● GOAL OF THE EXERCISE: Find the lines holding the word "JSON" and collect them.

● THE DATA:
********

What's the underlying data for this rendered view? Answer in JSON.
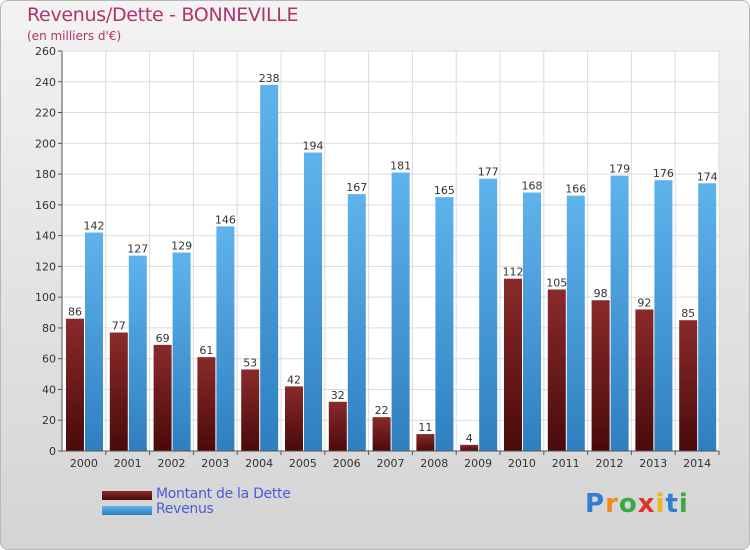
{
  "title": "Revenus/Dette - BONNEVILLE",
  "subtitle": "(en milliers d'€)",
  "logo_text": "Proxiti",
  "colors": {
    "dette": "#7a1e1e",
    "revenus": "#4aa3e4",
    "title": "#b0336e",
    "legend_text": "#4a5bd8"
  },
  "chart_data": {
    "type": "bar",
    "title": "Revenus/Dette - BONNEVILLE",
    "subtitle": "(en milliers d'€)",
    "categories": [
      "2000",
      "2001",
      "2002",
      "2003",
      "2004",
      "2005",
      "2006",
      "2007",
      "2008",
      "2009",
      "2010",
      "2011",
      "2012",
      "2013",
      "2014"
    ],
    "series": [
      {
        "name": "Montant de la Dette",
        "values": [
          86,
          77,
          69,
          61,
          53,
          42,
          32,
          22,
          11,
          4,
          112,
          105,
          98,
          92,
          85
        ]
      },
      {
        "name": "Revenus",
        "values": [
          142,
          127,
          129,
          146,
          238,
          194,
          167,
          181,
          165,
          177,
          168,
          166,
          179,
          176,
          174
        ]
      }
    ],
    "ylim": [
      0,
      260
    ],
    "yticks": [
      0,
      20,
      40,
      60,
      80,
      100,
      120,
      140,
      160,
      180,
      200,
      220,
      240,
      260
    ],
    "grid": true,
    "legend_position": "bottom-left"
  }
}
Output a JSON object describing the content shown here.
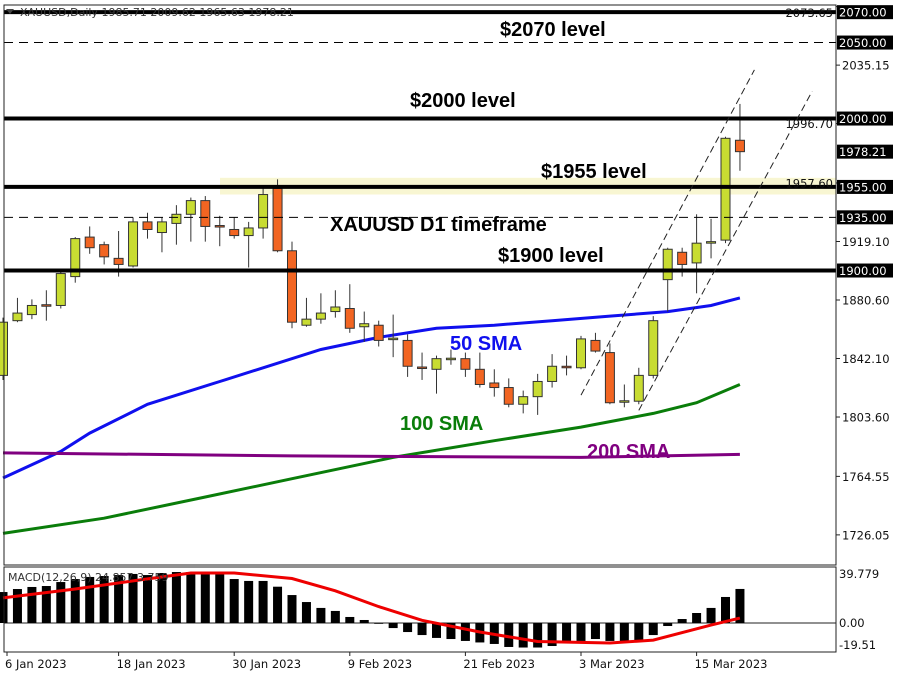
{
  "header": {
    "text": "XAUUSD,Daily  1985.71 2009.62 1965.63 1978.21"
  },
  "macd_header": {
    "text": "MACD(12,26,9) 24.857 3.759"
  },
  "colors": {
    "bull": "#c8dc32",
    "bear": "#f26522",
    "sma50": "#1010ee",
    "sma100": "#0a7d0a",
    "sma200": "#800080",
    "macd_signal": "#ee0000",
    "zone_1955": "#f8f6d2"
  },
  "chart_data": [
    {
      "type": "candlestick",
      "title": "XAUUSD D1 timeframe",
      "ylim": [
        1700,
        2078
      ],
      "grid": false,
      "candles": [
        [
          "6 Jan 2023",
          1831,
          1869,
          1828,
          1866
        ],
        [
          "9 Jan 2023",
          1867,
          1882,
          1866,
          1872
        ],
        [
          "10 Jan 2023",
          1871,
          1881,
          1868,
          1877
        ],
        [
          "11 Jan 2023",
          1877.5,
          1887,
          1867,
          1876.5
        ],
        [
          "12 Jan 2023",
          1877,
          1899,
          1875,
          1898
        ],
        [
          "13 Jan 2023",
          1896,
          1922,
          1892,
          1921
        ],
        [
          "16 Jan 2023",
          1922,
          1929,
          1911,
          1915
        ],
        [
          "17 Jan 2023",
          1917,
          1919,
          1904,
          1909
        ],
        [
          "18 Jan 2023",
          1908,
          1926,
          1896,
          1904
        ],
        [
          "19 Jan 2023",
          1903,
          1935,
          1902,
          1932
        ],
        [
          "20 Jan 2023",
          1932,
          1938,
          1921,
          1927
        ],
        [
          "23 Jan 2023",
          1925,
          1935,
          1912,
          1932
        ],
        [
          "24 Jan 2023",
          1931,
          1943,
          1917,
          1937
        ],
        [
          "25 Jan 2023",
          1937,
          1948,
          1919,
          1946
        ],
        [
          "26 Jan 2023",
          1946,
          1949,
          1919,
          1929
        ],
        [
          "27 Jan 2023",
          1929.6,
          1936,
          1916,
          1929
        ],
        [
          "30 Jan 2023",
          1927,
          1935,
          1921,
          1923
        ],
        [
          "31 Jan 2023",
          1923,
          1932,
          1902,
          1928
        ],
        [
          "1 Feb 2023",
          1928,
          1954,
          1921,
          1950
        ],
        [
          "2 Feb 2023",
          1954,
          1960,
          1912,
          1913
        ],
        [
          "3 Feb 2023",
          1913,
          1919,
          1862,
          1866
        ],
        [
          "6 Feb 2023",
          1864,
          1882,
          1863,
          1868
        ],
        [
          "7 Feb 2023",
          1868,
          1885,
          1865,
          1872
        ],
        [
          "8 Feb 2023",
          1873,
          1887,
          1869,
          1876
        ],
        [
          "9 Feb 2023",
          1875,
          1891,
          1859,
          1862
        ],
        [
          "10 Feb 2023",
          1863,
          1873,
          1853,
          1865
        ],
        [
          "13 Feb 2023",
          1864,
          1867,
          1850,
          1854
        ],
        [
          "14 Feb 2023",
          1855,
          1871,
          1843,
          1855.5
        ],
        [
          "15 Feb 2023",
          1854,
          1858,
          1830,
          1837
        ],
        [
          "16 Feb 2023",
          1836.5,
          1846,
          1828,
          1836
        ],
        [
          "17 Feb 2023",
          1835,
          1844,
          1819,
          1842
        ],
        [
          "20 Feb 2023",
          1842,
          1848,
          1838,
          1842.3
        ],
        [
          "21 Feb 2023",
          1842,
          1846,
          1830,
          1835
        ],
        [
          "22 Feb 2023",
          1835,
          1846,
          1823,
          1825
        ],
        [
          "23 Feb 2023",
          1826,
          1835,
          1817,
          1823
        ],
        [
          "24 Feb 2023",
          1823,
          1829,
          1810,
          1812
        ],
        [
          "27 Feb 2023",
          1812,
          1821,
          1806,
          1817
        ],
        [
          "28 Feb 2023",
          1817,
          1832,
          1805,
          1827
        ],
        [
          "1 Mar 2023",
          1827,
          1845,
          1823,
          1837
        ],
        [
          "2 Mar 2023",
          1837,
          1844,
          1831,
          1836
        ],
        [
          "3 Mar 2023",
          1836,
          1857,
          1835,
          1855
        ],
        [
          "6 Mar 2023",
          1854,
          1859,
          1846,
          1847
        ],
        [
          "7 Mar 2023",
          1846,
          1852,
          1812,
          1813
        ],
        [
          "8 Mar 2023",
          1814,
          1825,
          1810,
          1814.3
        ],
        [
          "9 Mar 2023",
          1814,
          1836,
          1812,
          1831
        ],
        [
          "10 Mar 2023",
          1831,
          1870,
          1829,
          1867
        ],
        [
          "13 Mar 2023",
          1894,
          1915,
          1873,
          1914
        ],
        [
          "14 Mar 2023",
          1912,
          1915,
          1896,
          1904
        ],
        [
          "15 Mar 2023",
          1905,
          1937,
          1885,
          1918
        ],
        [
          "16 Mar 2023",
          1918.8,
          1934,
          1908,
          1919
        ],
        [
          "17 Mar 2023",
          1920,
          1988,
          1918,
          1987
        ],
        [
          "20 Mar 2023",
          1985.71,
          2009.62,
          1965.63,
          1978.21
        ]
      ],
      "moving_averages": [
        {
          "name": "50 SMA",
          "color_key": "sma50",
          "points": [
            [
              0,
              1763.5
            ],
            [
              4,
              1781
            ],
            [
              6,
              1793
            ],
            [
              10,
              1812
            ],
            [
              15,
              1827
            ],
            [
              18,
              1836
            ],
            [
              22,
              1848
            ],
            [
              26,
              1856
            ],
            [
              30,
              1862
            ],
            [
              34,
              1864
            ],
            [
              38,
              1867
            ],
            [
              42,
              1870
            ],
            [
              46,
              1873
            ],
            [
              49,
              1877
            ],
            [
              51,
              1882
            ]
          ]
        },
        {
          "name": "100 SMA",
          "color_key": "sma100",
          "points": [
            [
              0,
              1727
            ],
            [
              7,
              1737
            ],
            [
              14,
              1751
            ],
            [
              20,
              1763
            ],
            [
              27,
              1777
            ],
            [
              34,
              1788
            ],
            [
              40,
              1797
            ],
            [
              45,
              1806
            ],
            [
              48,
              1813
            ],
            [
              51,
              1825
            ]
          ]
        },
        {
          "name": "200 SMA",
          "color_key": "sma200",
          "points": [
            [
              0,
              1780
            ],
            [
              20,
              1778
            ],
            [
              40,
              1777
            ],
            [
              51,
              1779
            ]
          ]
        }
      ],
      "levels": [
        {
          "price": 2070,
          "style": "solid",
          "label": "2070.00",
          "annotation": "$2070 level"
        },
        {
          "price": 2050,
          "style": "dashed",
          "label": "2050.00"
        },
        {
          "price": 2000,
          "style": "solid",
          "label": "2000.00",
          "annotation": "$2000 level"
        },
        {
          "price": 1955,
          "style": "solid",
          "label": "1955.00",
          "annotation": "$1955 level",
          "zone": [
            1950,
            1961
          ]
        },
        {
          "price": 1935,
          "style": "dashed",
          "label": "1935.00"
        },
        {
          "price": 1900,
          "style": "solid",
          "label": "1900.00",
          "annotation": "$1900 level"
        }
      ],
      "channel": [
        {
          "from": [
            40,
            1818
          ],
          "to": [
            52,
            2032
          ]
        },
        {
          "from": [
            44,
            1808
          ],
          "to": [
            56,
            2018
          ]
        }
      ],
      "y_tick_labels": [
        "2073.65",
        "2035.15",
        "1996.70",
        "1957.60",
        "1919.10",
        "1880.60",
        "1842.10",
        "1803.60",
        "1764.55",
        "1726.05"
      ],
      "current_price_label": "1978.21",
      "x_ticks": [
        "6 Jan 2023",
        "18 Jan 2023",
        "30 Jan 2023",
        "9 Feb 2023",
        "21 Feb 2023",
        "3 Mar 2023",
        "15 Mar 2023"
      ]
    },
    {
      "type": "bar",
      "title": "MACD(12,26,9)",
      "ylim": [
        -19.51,
        39.779
      ],
      "y_tick_labels": [
        "39.779",
        "0.00",
        "-19.51"
      ],
      "histogram": [
        22.6,
        24.8,
        26.3,
        27.0,
        29.9,
        32.1,
        33.6,
        34.3,
        35.0,
        35.8,
        35.0,
        36.5,
        37.2,
        37.2,
        35.8,
        35.8,
        32.1,
        30.7,
        30.7,
        26.5,
        20.4,
        15.3,
        11.0,
        8.8,
        4.4,
        2.2,
        -0.3,
        -3.7,
        -6.6,
        -8.8,
        -10.9,
        -11.7,
        -13.1,
        -14.2,
        -15.3,
        -17.5,
        -17.9,
        -17.9,
        -16.8,
        -13.1,
        -13.1,
        -11.7,
        -13.1,
        -13.1,
        -13.1,
        -8.8,
        -2.2,
        2.9,
        7.3,
        11.0,
        19.0,
        24.857
      ],
      "signal": [
        [
          0,
          18.3
        ],
        [
          5,
          24.8
        ],
        [
          9,
          30.7
        ],
        [
          13,
          36.5
        ],
        [
          16,
          36.5
        ],
        [
          20,
          32.5
        ],
        [
          23,
          23.5
        ],
        [
          26,
          12
        ],
        [
          29,
          2
        ],
        [
          33,
          -6.6
        ],
        [
          37,
          -13.5
        ],
        [
          42,
          -14.6
        ],
        [
          45,
          -12.5
        ],
        [
          49,
          -1.5
        ],
        [
          51,
          3.6
        ]
      ]
    }
  ]
}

********

● EXERCISE RESULT:
What's the underlying data for this rendered view? Answer in JSON.
Output a JSON object describing the content shown here.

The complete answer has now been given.